■ Dataset rows

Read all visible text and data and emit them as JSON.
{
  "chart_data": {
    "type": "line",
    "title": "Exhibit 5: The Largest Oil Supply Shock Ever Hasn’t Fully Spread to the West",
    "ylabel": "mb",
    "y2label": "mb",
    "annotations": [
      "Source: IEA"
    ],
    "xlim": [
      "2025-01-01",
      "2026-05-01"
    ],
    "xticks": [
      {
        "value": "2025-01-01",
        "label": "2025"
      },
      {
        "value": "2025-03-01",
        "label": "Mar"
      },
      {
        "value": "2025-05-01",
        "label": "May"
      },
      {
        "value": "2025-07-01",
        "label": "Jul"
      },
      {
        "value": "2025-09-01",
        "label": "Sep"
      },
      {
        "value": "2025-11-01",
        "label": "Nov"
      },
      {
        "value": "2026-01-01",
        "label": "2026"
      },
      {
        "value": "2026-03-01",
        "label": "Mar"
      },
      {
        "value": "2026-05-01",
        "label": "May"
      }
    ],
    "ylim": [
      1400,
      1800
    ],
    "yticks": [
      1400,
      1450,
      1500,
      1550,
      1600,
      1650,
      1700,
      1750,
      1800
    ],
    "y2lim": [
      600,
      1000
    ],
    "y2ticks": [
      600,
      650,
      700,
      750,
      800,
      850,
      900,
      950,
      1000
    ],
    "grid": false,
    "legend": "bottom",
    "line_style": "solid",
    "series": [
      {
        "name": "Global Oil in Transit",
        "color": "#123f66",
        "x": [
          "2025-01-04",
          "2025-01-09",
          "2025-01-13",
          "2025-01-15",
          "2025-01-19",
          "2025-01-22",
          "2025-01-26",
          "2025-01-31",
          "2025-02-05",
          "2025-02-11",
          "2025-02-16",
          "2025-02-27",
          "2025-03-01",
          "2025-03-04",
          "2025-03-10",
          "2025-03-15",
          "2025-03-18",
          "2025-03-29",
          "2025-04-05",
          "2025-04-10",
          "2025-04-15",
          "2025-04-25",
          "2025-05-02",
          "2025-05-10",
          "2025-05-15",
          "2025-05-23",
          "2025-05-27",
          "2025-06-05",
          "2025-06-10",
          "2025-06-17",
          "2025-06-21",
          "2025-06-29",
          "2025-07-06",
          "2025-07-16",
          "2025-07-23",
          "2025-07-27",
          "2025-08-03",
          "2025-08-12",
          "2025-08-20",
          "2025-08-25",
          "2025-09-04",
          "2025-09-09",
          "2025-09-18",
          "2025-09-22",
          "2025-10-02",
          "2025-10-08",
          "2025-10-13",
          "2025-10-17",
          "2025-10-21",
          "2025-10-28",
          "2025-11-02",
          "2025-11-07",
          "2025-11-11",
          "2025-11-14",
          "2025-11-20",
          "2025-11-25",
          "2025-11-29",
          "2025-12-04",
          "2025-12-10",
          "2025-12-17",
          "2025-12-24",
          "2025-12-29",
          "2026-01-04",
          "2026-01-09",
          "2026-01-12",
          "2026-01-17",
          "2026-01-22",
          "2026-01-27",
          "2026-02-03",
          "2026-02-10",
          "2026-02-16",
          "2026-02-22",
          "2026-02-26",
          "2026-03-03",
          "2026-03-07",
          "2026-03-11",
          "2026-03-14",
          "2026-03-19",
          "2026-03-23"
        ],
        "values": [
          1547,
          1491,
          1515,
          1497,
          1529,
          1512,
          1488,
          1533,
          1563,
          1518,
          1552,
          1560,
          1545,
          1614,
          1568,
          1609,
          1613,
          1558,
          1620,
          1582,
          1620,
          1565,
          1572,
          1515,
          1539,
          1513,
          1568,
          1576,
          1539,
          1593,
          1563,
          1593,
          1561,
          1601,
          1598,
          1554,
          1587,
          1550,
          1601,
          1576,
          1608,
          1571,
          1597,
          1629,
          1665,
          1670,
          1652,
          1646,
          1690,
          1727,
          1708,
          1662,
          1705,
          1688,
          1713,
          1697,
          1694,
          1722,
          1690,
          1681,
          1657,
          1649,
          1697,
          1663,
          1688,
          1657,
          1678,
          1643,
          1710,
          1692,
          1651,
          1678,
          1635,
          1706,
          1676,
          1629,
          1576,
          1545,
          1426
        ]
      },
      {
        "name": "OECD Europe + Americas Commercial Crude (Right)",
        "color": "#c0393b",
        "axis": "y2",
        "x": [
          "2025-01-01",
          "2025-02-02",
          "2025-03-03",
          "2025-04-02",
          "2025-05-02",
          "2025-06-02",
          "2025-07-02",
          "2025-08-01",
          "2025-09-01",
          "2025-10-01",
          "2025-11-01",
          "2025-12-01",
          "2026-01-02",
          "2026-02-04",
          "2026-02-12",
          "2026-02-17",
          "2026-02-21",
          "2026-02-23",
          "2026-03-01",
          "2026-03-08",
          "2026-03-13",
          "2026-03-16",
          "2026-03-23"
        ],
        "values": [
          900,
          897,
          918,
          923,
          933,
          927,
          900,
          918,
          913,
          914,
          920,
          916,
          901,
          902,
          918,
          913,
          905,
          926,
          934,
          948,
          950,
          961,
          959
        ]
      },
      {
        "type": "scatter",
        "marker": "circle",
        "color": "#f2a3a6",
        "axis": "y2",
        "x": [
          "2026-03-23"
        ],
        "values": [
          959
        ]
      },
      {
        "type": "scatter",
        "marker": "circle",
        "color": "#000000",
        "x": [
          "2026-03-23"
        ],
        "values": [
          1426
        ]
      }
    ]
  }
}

■ Short problem
From the records above, report the count of lines containing "color" and nothing more.

■ Complete response
4